---- RECORDS TO USE

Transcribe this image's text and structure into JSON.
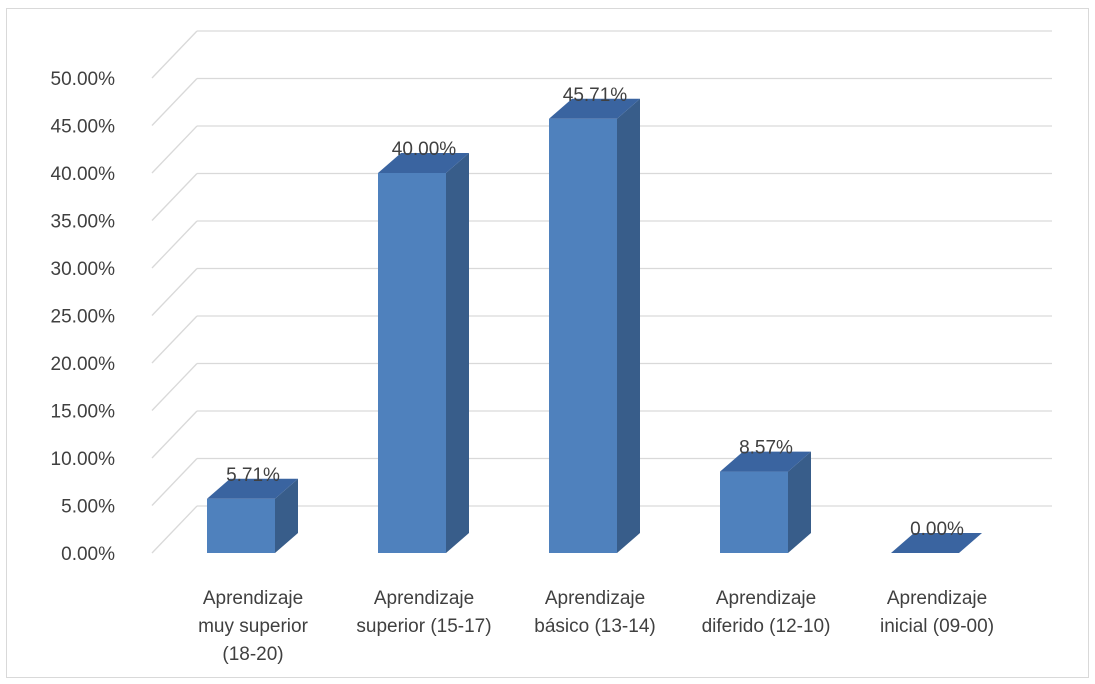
{
  "chart_data": {
    "type": "bar",
    "style": "3d-column",
    "categories": [
      [
        "Aprendizaje",
        "muy superior",
        "(18-20)"
      ],
      [
        "Aprendizaje",
        "superior (15-17)"
      ],
      [
        "Aprendizaje",
        "básico (13-14)"
      ],
      [
        "Aprendizaje",
        "diferido (12-10)"
      ],
      [
        "Aprendizaje",
        "inicial (09-00)"
      ]
    ],
    "values": [
      5.71,
      40.0,
      45.71,
      8.57,
      0.0
    ],
    "data_labels": [
      "5.71%",
      "40.00%",
      "45.71%",
      "8.57%",
      "0.00%"
    ],
    "y_ticks": [
      "0.00%",
      "5.00%",
      "10.00%",
      "15.00%",
      "20.00%",
      "25.00%",
      "30.00%",
      "35.00%",
      "40.00%",
      "45.00%",
      "50.00%"
    ],
    "ylim": [
      0,
      50
    ],
    "grid": true,
    "legend": "none",
    "colors": {
      "bar_front": "#4f81bd",
      "bar_side": "#385d8a",
      "bar_top": "#3a64a0",
      "gridline": "#d9d9d9",
      "text": "#404040"
    }
  }
}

--------

Could you repeat all of the material exactly? Pictures should not be copied.

- ANSWER TO THE TASK:
Transcribe this image's text and structure into JSON.
{
  "chart_data": {
    "type": "bar",
    "style": "3d-column",
    "categories": [
      [
        "Aprendizaje",
        "muy superior",
        "(18-20)"
      ],
      [
        "Aprendizaje",
        "superior (15-17)"
      ],
      [
        "Aprendizaje",
        "básico (13-14)"
      ],
      [
        "Aprendizaje",
        "diferido (12-10)"
      ],
      [
        "Aprendizaje",
        "inicial (09-00)"
      ]
    ],
    "values": [
      5.71,
      40.0,
      45.71,
      8.57,
      0.0
    ],
    "data_labels": [
      "5.71%",
      "40.00%",
      "45.71%",
      "8.57%",
      "0.00%"
    ],
    "y_ticks": [
      "0.00%",
      "5.00%",
      "10.00%",
      "15.00%",
      "20.00%",
      "25.00%",
      "30.00%",
      "35.00%",
      "40.00%",
      "45.00%",
      "50.00%"
    ],
    "ylim": [
      0,
      50
    ],
    "grid": true,
    "legend": "none",
    "colors": {
      "bar_front": "#4f81bd",
      "bar_side": "#385d8a",
      "bar_top": "#3a64a0",
      "gridline": "#d9d9d9",
      "text": "#404040"
    }
  }
}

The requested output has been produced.